[Saved entries]
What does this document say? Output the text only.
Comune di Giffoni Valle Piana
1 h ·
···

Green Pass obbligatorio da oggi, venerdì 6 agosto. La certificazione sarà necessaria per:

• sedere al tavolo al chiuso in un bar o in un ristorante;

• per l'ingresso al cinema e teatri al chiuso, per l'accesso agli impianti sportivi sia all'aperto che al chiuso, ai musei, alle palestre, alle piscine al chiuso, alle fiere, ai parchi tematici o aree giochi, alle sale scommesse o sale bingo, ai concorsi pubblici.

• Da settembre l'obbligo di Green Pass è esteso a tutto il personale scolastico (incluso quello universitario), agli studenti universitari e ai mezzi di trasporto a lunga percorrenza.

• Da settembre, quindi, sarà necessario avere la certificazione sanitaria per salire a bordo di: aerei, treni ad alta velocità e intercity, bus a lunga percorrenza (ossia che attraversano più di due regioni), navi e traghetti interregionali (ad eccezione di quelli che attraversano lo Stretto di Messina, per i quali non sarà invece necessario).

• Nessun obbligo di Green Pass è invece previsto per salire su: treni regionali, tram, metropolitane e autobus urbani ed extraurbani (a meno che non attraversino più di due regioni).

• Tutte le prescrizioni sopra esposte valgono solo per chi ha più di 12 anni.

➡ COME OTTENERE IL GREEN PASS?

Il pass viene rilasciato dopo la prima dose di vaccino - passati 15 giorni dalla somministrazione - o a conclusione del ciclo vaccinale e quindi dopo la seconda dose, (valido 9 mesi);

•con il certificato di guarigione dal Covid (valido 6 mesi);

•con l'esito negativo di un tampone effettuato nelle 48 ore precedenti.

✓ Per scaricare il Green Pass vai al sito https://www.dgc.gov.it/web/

=== WORK INSTRUCTIONS ===
Using the listing above, pull out all lines that hold the word "certificazione".

=== SOLUTION TO THE PROBLEM ===
Green Pass obbligatorio da oggi, venerdì 6 agosto. La certificazione sarà necessaria per:
• Da settembre, quindi, sarà necessario avere la certificazione sanitaria per salire a bordo di: aerei, treni ad alta velocità e intercity, bus a lunga percorrenza (ossia che attraversano più di due regioni), navi e traghetti interregionali (ad eccezione di quelli che attraversano lo Stretto di Messina, per i quali non sarà invece necessario).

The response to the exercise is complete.